TASK BRIEF: Across the entries below, how many lines contain the string "having"? Give only the count.
--- Start PROVIDED MATERIAL ---
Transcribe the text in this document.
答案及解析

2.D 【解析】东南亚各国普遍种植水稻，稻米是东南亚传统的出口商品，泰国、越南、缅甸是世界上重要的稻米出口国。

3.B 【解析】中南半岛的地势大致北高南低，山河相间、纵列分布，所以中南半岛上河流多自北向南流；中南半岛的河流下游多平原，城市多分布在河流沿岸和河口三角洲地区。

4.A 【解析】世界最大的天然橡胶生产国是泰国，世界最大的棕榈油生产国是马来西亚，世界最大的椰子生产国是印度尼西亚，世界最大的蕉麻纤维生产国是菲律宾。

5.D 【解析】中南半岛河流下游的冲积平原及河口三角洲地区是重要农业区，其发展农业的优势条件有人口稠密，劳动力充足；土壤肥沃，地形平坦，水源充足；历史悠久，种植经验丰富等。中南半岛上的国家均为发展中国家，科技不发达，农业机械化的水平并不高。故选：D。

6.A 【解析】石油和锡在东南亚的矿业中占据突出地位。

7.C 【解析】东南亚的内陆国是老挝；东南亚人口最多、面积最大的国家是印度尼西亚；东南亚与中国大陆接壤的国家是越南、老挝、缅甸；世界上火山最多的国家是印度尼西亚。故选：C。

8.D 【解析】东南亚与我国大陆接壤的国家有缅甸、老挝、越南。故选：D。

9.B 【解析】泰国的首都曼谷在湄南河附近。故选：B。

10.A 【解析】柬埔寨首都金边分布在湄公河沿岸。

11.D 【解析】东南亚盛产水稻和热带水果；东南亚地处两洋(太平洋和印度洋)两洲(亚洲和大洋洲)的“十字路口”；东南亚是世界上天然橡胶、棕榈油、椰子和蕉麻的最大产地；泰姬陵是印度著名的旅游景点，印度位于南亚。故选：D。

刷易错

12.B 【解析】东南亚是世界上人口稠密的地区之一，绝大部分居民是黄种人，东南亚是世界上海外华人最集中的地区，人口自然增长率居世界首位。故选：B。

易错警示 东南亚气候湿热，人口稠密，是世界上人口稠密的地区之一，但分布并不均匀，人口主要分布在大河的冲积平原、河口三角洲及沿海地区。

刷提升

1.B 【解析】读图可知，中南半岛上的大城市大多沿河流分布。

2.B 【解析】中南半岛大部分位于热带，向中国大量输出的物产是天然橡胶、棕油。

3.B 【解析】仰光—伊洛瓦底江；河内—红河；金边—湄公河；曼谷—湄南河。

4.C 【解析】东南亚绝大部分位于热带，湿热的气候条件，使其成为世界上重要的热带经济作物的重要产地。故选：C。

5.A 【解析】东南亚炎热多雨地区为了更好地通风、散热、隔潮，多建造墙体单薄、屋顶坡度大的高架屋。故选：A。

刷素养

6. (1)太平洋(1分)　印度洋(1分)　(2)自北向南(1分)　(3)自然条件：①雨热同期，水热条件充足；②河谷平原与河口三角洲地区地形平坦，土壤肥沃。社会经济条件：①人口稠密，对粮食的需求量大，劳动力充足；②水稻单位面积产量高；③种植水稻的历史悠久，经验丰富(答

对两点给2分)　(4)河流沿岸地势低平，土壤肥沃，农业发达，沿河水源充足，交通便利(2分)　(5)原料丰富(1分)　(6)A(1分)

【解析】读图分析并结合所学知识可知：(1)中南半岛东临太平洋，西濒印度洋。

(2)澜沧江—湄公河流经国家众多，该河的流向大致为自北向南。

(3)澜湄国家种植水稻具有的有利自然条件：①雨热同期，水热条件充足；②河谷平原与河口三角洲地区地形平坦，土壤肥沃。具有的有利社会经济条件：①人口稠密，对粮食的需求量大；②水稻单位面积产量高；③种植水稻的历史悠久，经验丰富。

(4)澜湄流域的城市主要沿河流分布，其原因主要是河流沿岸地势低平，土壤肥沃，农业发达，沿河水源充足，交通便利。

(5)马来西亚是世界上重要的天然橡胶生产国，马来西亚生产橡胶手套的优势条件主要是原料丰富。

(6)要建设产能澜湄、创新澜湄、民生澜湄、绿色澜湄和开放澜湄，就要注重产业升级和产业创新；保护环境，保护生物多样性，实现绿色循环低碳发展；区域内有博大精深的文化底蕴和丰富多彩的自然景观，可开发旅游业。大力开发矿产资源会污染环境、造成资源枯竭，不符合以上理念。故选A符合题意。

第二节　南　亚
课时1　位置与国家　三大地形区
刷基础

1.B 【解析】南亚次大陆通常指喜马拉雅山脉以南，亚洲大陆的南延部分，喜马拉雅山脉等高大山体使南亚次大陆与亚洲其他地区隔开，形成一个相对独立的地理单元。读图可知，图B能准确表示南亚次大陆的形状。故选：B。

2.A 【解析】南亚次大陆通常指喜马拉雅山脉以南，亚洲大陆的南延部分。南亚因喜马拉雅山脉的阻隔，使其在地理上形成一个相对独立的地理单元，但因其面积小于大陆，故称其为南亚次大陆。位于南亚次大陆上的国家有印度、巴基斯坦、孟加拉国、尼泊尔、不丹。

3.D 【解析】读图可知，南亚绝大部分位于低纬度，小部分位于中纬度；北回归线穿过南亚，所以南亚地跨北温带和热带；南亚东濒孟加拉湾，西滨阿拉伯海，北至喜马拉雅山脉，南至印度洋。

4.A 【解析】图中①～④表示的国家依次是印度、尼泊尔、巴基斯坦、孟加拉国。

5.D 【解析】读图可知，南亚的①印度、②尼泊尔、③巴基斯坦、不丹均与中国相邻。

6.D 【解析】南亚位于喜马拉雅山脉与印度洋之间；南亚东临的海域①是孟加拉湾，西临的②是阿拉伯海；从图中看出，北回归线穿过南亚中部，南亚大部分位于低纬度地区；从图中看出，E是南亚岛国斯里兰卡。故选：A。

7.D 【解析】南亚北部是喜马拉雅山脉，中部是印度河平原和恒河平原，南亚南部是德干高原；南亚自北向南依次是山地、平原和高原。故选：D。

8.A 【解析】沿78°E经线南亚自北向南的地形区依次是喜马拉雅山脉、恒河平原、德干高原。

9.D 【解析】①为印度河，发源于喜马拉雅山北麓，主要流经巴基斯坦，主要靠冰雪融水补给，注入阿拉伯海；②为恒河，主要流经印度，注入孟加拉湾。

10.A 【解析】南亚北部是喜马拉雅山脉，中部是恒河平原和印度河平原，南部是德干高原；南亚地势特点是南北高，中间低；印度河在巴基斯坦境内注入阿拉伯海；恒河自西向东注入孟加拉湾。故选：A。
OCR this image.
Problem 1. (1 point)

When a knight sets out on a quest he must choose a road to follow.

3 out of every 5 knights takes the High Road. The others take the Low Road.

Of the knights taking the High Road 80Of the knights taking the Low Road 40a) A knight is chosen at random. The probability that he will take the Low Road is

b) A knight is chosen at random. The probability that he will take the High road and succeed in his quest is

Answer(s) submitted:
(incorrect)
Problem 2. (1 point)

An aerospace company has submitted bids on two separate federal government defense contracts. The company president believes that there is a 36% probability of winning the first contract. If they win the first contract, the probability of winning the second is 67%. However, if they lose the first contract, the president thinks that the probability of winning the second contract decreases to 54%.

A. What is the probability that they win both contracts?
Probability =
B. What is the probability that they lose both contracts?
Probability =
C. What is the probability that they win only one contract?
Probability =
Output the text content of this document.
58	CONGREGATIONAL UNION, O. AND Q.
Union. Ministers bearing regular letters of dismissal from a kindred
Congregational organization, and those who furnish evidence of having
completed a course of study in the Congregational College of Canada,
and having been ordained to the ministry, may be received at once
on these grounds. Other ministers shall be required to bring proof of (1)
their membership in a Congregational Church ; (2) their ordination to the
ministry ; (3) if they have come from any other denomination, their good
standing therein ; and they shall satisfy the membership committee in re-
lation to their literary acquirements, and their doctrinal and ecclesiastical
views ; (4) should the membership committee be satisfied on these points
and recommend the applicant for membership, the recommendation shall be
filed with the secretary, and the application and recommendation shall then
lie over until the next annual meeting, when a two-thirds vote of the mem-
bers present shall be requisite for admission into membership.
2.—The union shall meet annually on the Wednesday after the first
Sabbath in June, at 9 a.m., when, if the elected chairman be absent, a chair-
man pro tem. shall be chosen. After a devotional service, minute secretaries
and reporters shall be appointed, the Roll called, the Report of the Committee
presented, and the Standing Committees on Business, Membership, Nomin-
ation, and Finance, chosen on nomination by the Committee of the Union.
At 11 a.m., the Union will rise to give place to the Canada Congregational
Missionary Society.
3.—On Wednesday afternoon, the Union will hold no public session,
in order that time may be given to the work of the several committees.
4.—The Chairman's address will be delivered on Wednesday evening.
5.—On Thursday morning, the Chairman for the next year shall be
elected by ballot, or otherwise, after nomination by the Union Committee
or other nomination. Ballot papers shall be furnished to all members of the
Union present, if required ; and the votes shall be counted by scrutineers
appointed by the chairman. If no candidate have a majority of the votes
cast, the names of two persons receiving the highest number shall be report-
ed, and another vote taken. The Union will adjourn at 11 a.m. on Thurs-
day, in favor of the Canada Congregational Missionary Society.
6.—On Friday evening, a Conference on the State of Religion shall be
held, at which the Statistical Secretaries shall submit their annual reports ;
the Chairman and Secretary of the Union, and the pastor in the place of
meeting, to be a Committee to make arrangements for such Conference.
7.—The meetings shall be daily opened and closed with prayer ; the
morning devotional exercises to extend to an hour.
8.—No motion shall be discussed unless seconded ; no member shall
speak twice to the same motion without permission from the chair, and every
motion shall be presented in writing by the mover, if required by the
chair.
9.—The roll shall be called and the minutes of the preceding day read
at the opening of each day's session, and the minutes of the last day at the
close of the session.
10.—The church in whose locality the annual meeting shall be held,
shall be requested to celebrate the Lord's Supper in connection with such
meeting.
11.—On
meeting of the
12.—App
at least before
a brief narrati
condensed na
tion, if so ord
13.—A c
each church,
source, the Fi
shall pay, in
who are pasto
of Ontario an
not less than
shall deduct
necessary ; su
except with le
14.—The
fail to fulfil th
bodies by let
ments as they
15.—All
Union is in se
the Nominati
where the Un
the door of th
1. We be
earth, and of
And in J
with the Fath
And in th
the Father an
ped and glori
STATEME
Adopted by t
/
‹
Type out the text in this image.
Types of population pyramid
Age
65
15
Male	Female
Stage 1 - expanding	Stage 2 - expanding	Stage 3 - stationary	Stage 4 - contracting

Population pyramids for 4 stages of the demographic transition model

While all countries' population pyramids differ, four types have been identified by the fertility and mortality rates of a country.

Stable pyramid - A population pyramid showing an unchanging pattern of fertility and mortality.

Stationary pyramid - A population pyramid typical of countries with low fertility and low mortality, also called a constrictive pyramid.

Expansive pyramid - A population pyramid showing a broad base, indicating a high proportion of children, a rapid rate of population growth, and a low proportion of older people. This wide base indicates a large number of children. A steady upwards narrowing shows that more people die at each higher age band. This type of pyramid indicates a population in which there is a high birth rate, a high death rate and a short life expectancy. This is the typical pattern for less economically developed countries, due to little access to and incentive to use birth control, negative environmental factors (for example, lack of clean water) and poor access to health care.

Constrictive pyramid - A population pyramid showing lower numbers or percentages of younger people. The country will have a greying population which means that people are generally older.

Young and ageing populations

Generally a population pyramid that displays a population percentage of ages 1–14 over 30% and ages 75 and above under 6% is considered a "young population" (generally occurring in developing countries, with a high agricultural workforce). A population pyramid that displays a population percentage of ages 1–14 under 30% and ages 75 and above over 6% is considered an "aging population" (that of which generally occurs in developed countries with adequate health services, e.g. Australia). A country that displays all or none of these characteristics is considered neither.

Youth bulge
--- End PROVIDED MATERIAL ---
WRITTEN SOLUTION: 2